Exercise details:
The records that follow are to be repeated exactly, with the pictures removed.

Figure record extracts

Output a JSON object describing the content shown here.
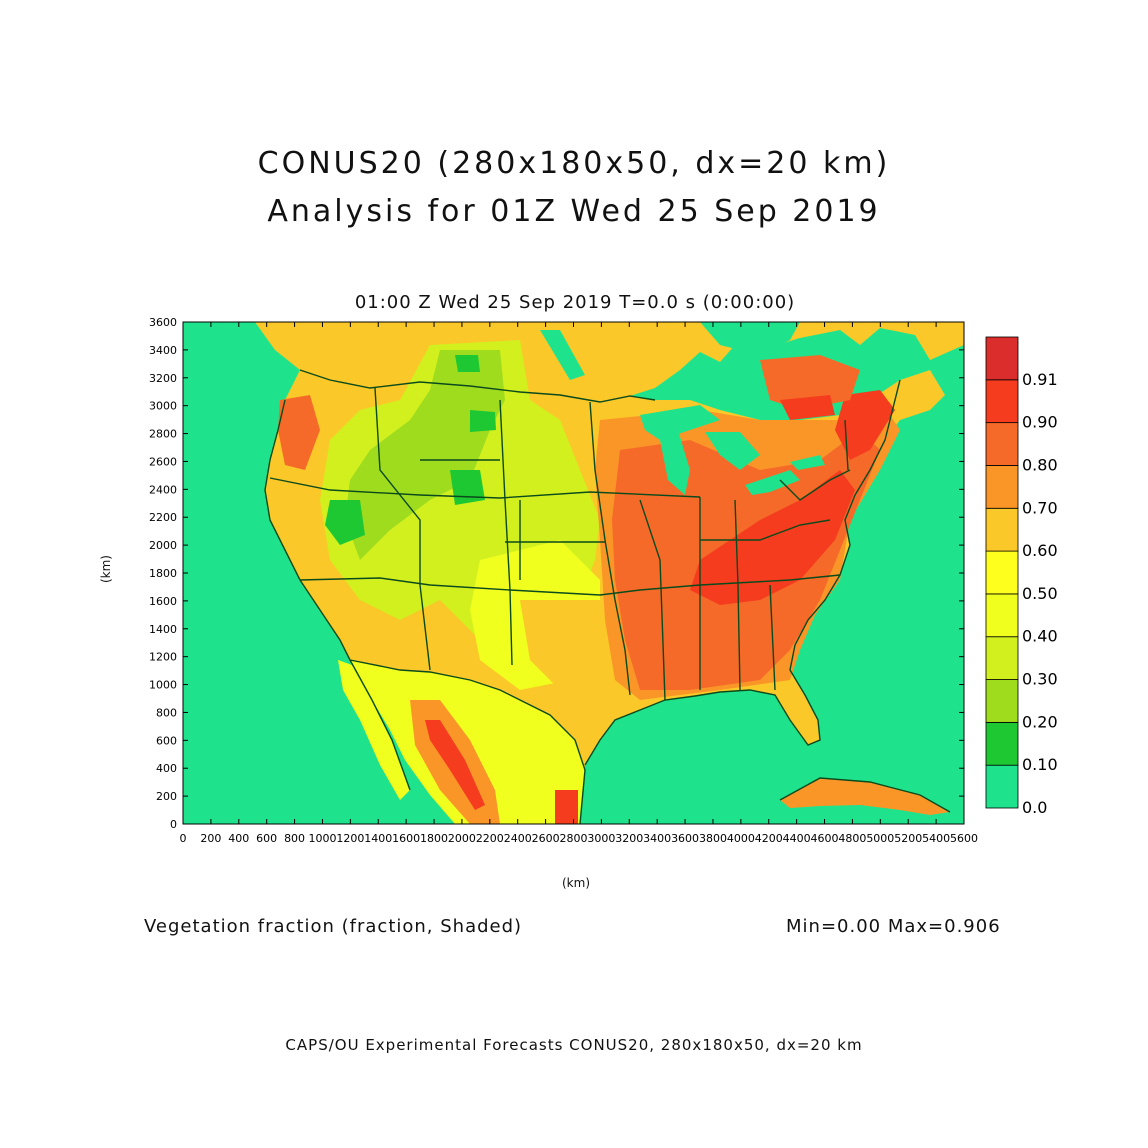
{
  "title": {
    "line1": "CONUS20 (280x180x50, dx=20 km)",
    "line2": "Analysis for 01Z Wed 25 Sep 2019"
  },
  "subtitle": "01:00 Z Wed 25 Sep 2019    T=0.0 s (0:00:00)",
  "variable_label": "Vegetation fraction (fraction, Shaded)",
  "minmax": "Min=0.00  Max=0.906",
  "footer": "CAPS/OU Experimental Forecasts  CONUS20, 280x180x50, dx=20 km",
  "map": {
    "x_axis_unit": "(km)",
    "y_axis_unit": "(km)",
    "x_ticks": [
      "0",
      "200",
      "400",
      "600",
      "800",
      "1000",
      "1200",
      "1400",
      "1600",
      "1800",
      "2000",
      "2200",
      "2400",
      "2600",
      "2800",
      "3000",
      "3200",
      "3400",
      "3600",
      "3800",
      "4000",
      "4200",
      "4400",
      "4600",
      "4800",
      "5000",
      "5200",
      "5400",
      "5600"
    ],
    "y_ticks": [
      "0",
      "200",
      "400",
      "600",
      "800",
      "1000",
      "1200",
      "1400",
      "1600",
      "1800",
      "2000",
      "2200",
      "2400",
      "2600",
      "2800",
      "3000",
      "3200",
      "3400",
      "3600"
    ],
    "xlim": [
      0,
      5600
    ],
    "ylim": [
      0,
      3600
    ]
  },
  "colorbar": {
    "levels": [
      "0.0",
      "0.10",
      "0.20",
      "0.30",
      "0.40",
      "0.50",
      "0.60",
      "0.70",
      "0.80",
      "0.90",
      "0.91"
    ],
    "colors": [
      "#1ee38c",
      "#1ec832",
      "#a0dc1e",
      "#d2f01e",
      "#f0ff1e",
      "#ffff1e",
      "#fac828",
      "#fa9628",
      "#f56a28",
      "#f53c1e",
      "#dc2d2d"
    ]
  },
  "colors": {
    "ocean": "#1ee38c",
    "boundary": "#0b4a1c"
  }
}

Result:
Output a JSON object describing the content shown here.
{
  "title": {
    "line1": "CONUS20 (280x180x50, dx=20 km)",
    "line2": "Analysis for 01Z Wed 25 Sep 2019"
  },
  "subtitle": "01:00 Z Wed 25 Sep 2019    T=0.0 s (0:00:00)",
  "variable_label": "Vegetation fraction (fraction, Shaded)",
  "minmax": "Min=0.00  Max=0.906",
  "footer": "CAPS/OU Experimental Forecasts  CONUS20, 280x180x50, dx=20 km",
  "map": {
    "x_axis_unit": "(km)",
    "y_axis_unit": "(km)",
    "x_ticks": [
      "0",
      "200",
      "400",
      "600",
      "800",
      "1000",
      "1200",
      "1400",
      "1600",
      "1800",
      "2000",
      "2200",
      "2400",
      "2600",
      "2800",
      "3000",
      "3200",
      "3400",
      "3600",
      "3800",
      "4000",
      "4200",
      "4400",
      "4600",
      "4800",
      "5000",
      "5200",
      "5400",
      "5600"
    ],
    "y_ticks": [
      "0",
      "200",
      "400",
      "600",
      "800",
      "1000",
      "1200",
      "1400",
      "1600",
      "1800",
      "2000",
      "2200",
      "2400",
      "2600",
      "2800",
      "3000",
      "3200",
      "3400",
      "3600"
    ],
    "xlim": [
      0,
      5600
    ],
    "ylim": [
      0,
      3600
    ]
  },
  "colorbar": {
    "levels": [
      "0.0",
      "0.10",
      "0.20",
      "0.30",
      "0.40",
      "0.50",
      "0.60",
      "0.70",
      "0.80",
      "0.90",
      "0.91"
    ],
    "colors": [
      "#1ee38c",
      "#1ec832",
      "#a0dc1e",
      "#d2f01e",
      "#f0ff1e",
      "#ffff1e",
      "#fac828",
      "#fa9628",
      "#f56a28",
      "#f53c1e",
      "#dc2d2d"
    ]
  },
  "colors": {
    "ocean": "#1ee38c",
    "boundary": "#0b4a1c"
  }
}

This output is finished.